### AIM
Every line of the records below should be restated exactly.

### SUPPLIED MATERIAL
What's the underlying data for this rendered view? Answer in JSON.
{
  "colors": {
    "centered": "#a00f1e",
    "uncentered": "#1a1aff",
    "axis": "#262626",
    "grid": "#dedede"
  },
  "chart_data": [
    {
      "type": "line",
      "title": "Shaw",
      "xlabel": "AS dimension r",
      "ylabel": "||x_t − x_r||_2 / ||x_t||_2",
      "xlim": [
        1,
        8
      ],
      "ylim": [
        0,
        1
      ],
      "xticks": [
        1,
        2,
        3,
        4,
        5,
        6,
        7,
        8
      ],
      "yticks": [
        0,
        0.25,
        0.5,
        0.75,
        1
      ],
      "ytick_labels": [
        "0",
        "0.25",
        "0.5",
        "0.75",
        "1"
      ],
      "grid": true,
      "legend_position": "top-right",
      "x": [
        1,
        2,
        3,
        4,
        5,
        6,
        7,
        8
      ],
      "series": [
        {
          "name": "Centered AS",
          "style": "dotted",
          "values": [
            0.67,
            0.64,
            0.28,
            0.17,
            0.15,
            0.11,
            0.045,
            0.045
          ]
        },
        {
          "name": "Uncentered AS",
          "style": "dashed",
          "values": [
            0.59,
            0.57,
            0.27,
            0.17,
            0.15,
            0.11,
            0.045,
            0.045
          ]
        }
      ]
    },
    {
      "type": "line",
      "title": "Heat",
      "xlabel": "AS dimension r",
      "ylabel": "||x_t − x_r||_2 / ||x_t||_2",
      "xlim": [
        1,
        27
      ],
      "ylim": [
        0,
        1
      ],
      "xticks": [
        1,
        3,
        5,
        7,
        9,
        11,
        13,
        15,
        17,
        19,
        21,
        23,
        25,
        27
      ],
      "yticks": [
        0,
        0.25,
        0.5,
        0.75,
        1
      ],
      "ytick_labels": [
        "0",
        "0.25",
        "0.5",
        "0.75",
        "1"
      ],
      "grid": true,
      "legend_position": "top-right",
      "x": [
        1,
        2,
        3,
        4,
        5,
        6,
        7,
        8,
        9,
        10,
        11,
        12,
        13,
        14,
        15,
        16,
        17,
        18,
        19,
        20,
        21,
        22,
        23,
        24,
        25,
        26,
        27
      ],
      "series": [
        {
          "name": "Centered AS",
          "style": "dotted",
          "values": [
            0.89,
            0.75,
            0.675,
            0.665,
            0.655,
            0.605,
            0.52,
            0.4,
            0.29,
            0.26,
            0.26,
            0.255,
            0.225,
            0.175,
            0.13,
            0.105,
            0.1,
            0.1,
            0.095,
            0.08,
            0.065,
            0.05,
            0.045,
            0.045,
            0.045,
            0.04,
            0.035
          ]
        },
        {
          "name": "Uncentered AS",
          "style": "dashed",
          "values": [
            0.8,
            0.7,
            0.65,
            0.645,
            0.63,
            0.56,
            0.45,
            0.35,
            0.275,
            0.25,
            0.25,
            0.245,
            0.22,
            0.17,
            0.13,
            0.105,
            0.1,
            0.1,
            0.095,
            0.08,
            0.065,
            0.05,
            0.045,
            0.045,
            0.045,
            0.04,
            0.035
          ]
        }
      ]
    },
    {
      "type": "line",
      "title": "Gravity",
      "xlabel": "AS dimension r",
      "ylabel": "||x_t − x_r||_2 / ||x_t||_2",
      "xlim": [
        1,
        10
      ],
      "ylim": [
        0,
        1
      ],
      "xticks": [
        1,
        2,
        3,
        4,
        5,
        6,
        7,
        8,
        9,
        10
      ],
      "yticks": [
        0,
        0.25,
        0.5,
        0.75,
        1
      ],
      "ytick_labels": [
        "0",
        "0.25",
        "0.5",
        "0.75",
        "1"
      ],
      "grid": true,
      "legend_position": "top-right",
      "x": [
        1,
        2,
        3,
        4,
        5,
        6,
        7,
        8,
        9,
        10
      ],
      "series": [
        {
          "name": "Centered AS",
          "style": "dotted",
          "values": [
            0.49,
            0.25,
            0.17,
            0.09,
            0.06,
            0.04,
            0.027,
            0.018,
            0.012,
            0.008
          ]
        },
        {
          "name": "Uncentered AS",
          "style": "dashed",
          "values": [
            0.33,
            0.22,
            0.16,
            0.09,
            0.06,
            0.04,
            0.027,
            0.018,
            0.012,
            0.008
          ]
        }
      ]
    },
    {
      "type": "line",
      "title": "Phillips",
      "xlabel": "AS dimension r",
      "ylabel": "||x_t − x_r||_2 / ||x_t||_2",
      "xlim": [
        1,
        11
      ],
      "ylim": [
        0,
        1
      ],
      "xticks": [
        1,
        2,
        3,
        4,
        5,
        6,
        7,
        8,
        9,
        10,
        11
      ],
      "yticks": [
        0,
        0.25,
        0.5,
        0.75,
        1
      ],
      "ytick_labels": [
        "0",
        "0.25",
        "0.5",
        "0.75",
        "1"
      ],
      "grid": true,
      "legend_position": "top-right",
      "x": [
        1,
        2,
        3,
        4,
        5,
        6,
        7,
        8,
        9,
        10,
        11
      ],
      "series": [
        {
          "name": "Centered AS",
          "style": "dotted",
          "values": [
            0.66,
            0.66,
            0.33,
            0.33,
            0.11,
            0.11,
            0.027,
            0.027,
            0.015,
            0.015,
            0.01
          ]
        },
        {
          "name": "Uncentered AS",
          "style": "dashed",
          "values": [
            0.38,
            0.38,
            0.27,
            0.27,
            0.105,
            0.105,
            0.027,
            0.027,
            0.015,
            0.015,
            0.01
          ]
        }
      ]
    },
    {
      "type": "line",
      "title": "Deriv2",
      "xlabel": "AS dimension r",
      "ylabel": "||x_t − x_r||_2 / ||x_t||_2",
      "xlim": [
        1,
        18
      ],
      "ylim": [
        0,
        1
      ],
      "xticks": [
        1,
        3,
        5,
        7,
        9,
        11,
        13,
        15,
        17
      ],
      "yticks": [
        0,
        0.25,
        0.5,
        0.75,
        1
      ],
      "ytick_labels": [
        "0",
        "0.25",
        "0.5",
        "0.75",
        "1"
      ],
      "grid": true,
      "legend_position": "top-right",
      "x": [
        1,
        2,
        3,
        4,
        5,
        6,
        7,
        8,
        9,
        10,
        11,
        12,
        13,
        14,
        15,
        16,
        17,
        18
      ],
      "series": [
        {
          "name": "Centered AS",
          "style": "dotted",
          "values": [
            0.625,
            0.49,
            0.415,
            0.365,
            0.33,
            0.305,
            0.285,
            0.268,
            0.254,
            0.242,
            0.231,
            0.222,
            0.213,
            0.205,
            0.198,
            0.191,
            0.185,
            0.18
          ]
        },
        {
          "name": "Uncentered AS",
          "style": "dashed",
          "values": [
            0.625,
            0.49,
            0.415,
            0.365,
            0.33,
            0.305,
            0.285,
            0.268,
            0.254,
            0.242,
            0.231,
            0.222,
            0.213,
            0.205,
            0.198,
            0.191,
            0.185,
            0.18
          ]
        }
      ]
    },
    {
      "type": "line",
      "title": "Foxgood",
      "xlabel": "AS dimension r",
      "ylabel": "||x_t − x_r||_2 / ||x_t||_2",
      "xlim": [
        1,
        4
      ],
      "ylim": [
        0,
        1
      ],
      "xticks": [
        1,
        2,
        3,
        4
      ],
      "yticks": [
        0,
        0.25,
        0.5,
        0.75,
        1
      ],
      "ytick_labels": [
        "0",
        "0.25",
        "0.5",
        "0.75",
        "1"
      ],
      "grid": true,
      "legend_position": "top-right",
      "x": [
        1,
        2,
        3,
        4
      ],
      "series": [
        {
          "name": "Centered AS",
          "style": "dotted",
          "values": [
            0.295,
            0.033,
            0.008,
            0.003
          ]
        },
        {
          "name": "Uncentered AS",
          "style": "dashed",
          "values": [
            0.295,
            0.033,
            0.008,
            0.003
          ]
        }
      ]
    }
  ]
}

### EXPECTED ANSWER
What's the underlying data for this rendered view? Answer in JSON.
{
  "colors": {
    "centered": "#a00f1e",
    "uncentered": "#1a1aff",
    "axis": "#262626",
    "grid": "#dedede"
  },
  "chart_data": [
    {
      "type": "line",
      "title": "Shaw",
      "xlabel": "AS dimension r",
      "ylabel": "||x_t − x_r||_2 / ||x_t||_2",
      "xlim": [
        1,
        8
      ],
      "ylim": [
        0,
        1
      ],
      "xticks": [
        1,
        2,
        3,
        4,
        5,
        6,
        7,
        8
      ],
      "yticks": [
        0,
        0.25,
        0.5,
        0.75,
        1
      ],
      "ytick_labels": [
        "0",
        "0.25",
        "0.5",
        "0.75",
        "1"
      ],
      "grid": true,
      "legend_position": "top-right",
      "x": [
        1,
        2,
        3,
        4,
        5,
        6,
        7,
        8
      ],
      "series": [
        {
          "name": "Centered AS",
          "style": "dotted",
          "values": [
            0.67,
            0.64,
            0.28,
            0.17,
            0.15,
            0.11,
            0.045,
            0.045
          ]
        },
        {
          "name": "Uncentered AS",
          "style": "dashed",
          "values": [
            0.59,
            0.57,
            0.27,
            0.17,
            0.15,
            0.11,
            0.045,
            0.045
          ]
        }
      ]
    },
    {
      "type": "line",
      "title": "Heat",
      "xlabel": "AS dimension r",
      "ylabel": "||x_t − x_r||_2 / ||x_t||_2",
      "xlim": [
        1,
        27
      ],
      "ylim": [
        0,
        1
      ],
      "xticks": [
        1,
        3,
        5,
        7,
        9,
        11,
        13,
        15,
        17,
        19,
        21,
        23,
        25,
        27
      ],
      "yticks": [
        0,
        0.25,
        0.5,
        0.75,
        1
      ],
      "ytick_labels": [
        "0",
        "0.25",
        "0.5",
        "0.75",
        "1"
      ],
      "grid": true,
      "legend_position": "top-right",
      "x": [
        1,
        2,
        3,
        4,
        5,
        6,
        7,
        8,
        9,
        10,
        11,
        12,
        13,
        14,
        15,
        16,
        17,
        18,
        19,
        20,
        21,
        22,
        23,
        24,
        25,
        26,
        27
      ],
      "series": [
        {
          "name": "Centered AS",
          "style": "dotted",
          "values": [
            0.89,
            0.75,
            0.675,
            0.665,
            0.655,
            0.605,
            0.52,
            0.4,
            0.29,
            0.26,
            0.26,
            0.255,
            0.225,
            0.175,
            0.13,
            0.105,
            0.1,
            0.1,
            0.095,
            0.08,
            0.065,
            0.05,
            0.045,
            0.045,
            0.045,
            0.04,
            0.035
          ]
        },
        {
          "name": "Uncentered AS",
          "style": "dashed",
          "values": [
            0.8,
            0.7,
            0.65,
            0.645,
            0.63,
            0.56,
            0.45,
            0.35,
            0.275,
            0.25,
            0.25,
            0.245,
            0.22,
            0.17,
            0.13,
            0.105,
            0.1,
            0.1,
            0.095,
            0.08,
            0.065,
            0.05,
            0.045,
            0.045,
            0.045,
            0.04,
            0.035
          ]
        }
      ]
    },
    {
      "type": "line",
      "title": "Gravity",
      "xlabel": "AS dimension r",
      "ylabel": "||x_t − x_r||_2 / ||x_t||_2",
      "xlim": [
        1,
        10
      ],
      "ylim": [
        0,
        1
      ],
      "xticks": [
        1,
        2,
        3,
        4,
        5,
        6,
        7,
        8,
        9,
        10
      ],
      "yticks": [
        0,
        0.25,
        0.5,
        0.75,
        1
      ],
      "ytick_labels": [
        "0",
        "0.25",
        "0.5",
        "0.75",
        "1"
      ],
      "grid": true,
      "legend_position": "top-right",
      "x": [
        1,
        2,
        3,
        4,
        5,
        6,
        7,
        8,
        9,
        10
      ],
      "series": [
        {
          "name": "Centered AS",
          "style": "dotted",
          "values": [
            0.49,
            0.25,
            0.17,
            0.09,
            0.06,
            0.04,
            0.027,
            0.018,
            0.012,
            0.008
          ]
        },
        {
          "name": "Uncentered AS",
          "style": "dashed",
          "values": [
            0.33,
            0.22,
            0.16,
            0.09,
            0.06,
            0.04,
            0.027,
            0.018,
            0.012,
            0.008
          ]
        }
      ]
    },
    {
      "type": "line",
      "title": "Phillips",
      "xlabel": "AS dimension r",
      "ylabel": "||x_t − x_r||_2 / ||x_t||_2",
      "xlim": [
        1,
        11
      ],
      "ylim": [
        0,
        1
      ],
      "xticks": [
        1,
        2,
        3,
        4,
        5,
        6,
        7,
        8,
        9,
        10,
        11
      ],
      "yticks": [
        0,
        0.25,
        0.5,
        0.75,
        1
      ],
      "ytick_labels": [
        "0",
        "0.25",
        "0.5",
        "0.75",
        "1"
      ],
      "grid": true,
      "legend_position": "top-right",
      "x": [
        1,
        2,
        3,
        4,
        5,
        6,
        7,
        8,
        9,
        10,
        11
      ],
      "series": [
        {
          "name": "Centered AS",
          "style": "dotted",
          "values": [
            0.66,
            0.66,
            0.33,
            0.33,
            0.11,
            0.11,
            0.027,
            0.027,
            0.015,
            0.015,
            0.01
          ]
        },
        {
          "name": "Uncentered AS",
          "style": "dashed",
          "values": [
            0.38,
            0.38,
            0.27,
            0.27,
            0.105,
            0.105,
            0.027,
            0.027,
            0.015,
            0.015,
            0.01
          ]
        }
      ]
    },
    {
      "type": "line",
      "title": "Deriv2",
      "xlabel": "AS dimension r",
      "ylabel": "||x_t − x_r||_2 / ||x_t||_2",
      "xlim": [
        1,
        18
      ],
      "ylim": [
        0,
        1
      ],
      "xticks": [
        1,
        3,
        5,
        7,
        9,
        11,
        13,
        15,
        17
      ],
      "yticks": [
        0,
        0.25,
        0.5,
        0.75,
        1
      ],
      "ytick_labels": [
        "0",
        "0.25",
        "0.5",
        "0.75",
        "1"
      ],
      "grid": true,
      "legend_position": "top-right",
      "x": [
        1,
        2,
        3,
        4,
        5,
        6,
        7,
        8,
        9,
        10,
        11,
        12,
        13,
        14,
        15,
        16,
        17,
        18
      ],
      "series": [
        {
          "name": "Centered AS",
          "style": "dotted",
          "values": [
            0.625,
            0.49,
            0.415,
            0.365,
            0.33,
            0.305,
            0.285,
            0.268,
            0.254,
            0.242,
            0.231,
            0.222,
            0.213,
            0.205,
            0.198,
            0.191,
            0.185,
            0.18
          ]
        },
        {
          "name": "Uncentered AS",
          "style": "dashed",
          "values": [
            0.625,
            0.49,
            0.415,
            0.365,
            0.33,
            0.305,
            0.285,
            0.268,
            0.254,
            0.242,
            0.231,
            0.222,
            0.213,
            0.205,
            0.198,
            0.191,
            0.185,
            0.18
          ]
        }
      ]
    },
    {
      "type": "line",
      "title": "Foxgood",
      "xlabel": "AS dimension r",
      "ylabel": "||x_t − x_r||_2 / ||x_t||_2",
      "xlim": [
        1,
        4
      ],
      "ylim": [
        0,
        1
      ],
      "xticks": [
        1,
        2,
        3,
        4
      ],
      "yticks": [
        0,
        0.25,
        0.5,
        0.75,
        1
      ],
      "ytick_labels": [
        "0",
        "0.25",
        "0.5",
        "0.75",
        "1"
      ],
      "grid": true,
      "legend_position": "top-right",
      "x": [
        1,
        2,
        3,
        4
      ],
      "series": [
        {
          "name": "Centered AS",
          "style": "dotted",
          "values": [
            0.295,
            0.033,
            0.008,
            0.003
          ]
        },
        {
          "name": "Uncentered AS",
          "style": "dashed",
          "values": [
            0.295,
            0.033,
            0.008,
            0.003
          ]
        }
      ]
    }
  ]
}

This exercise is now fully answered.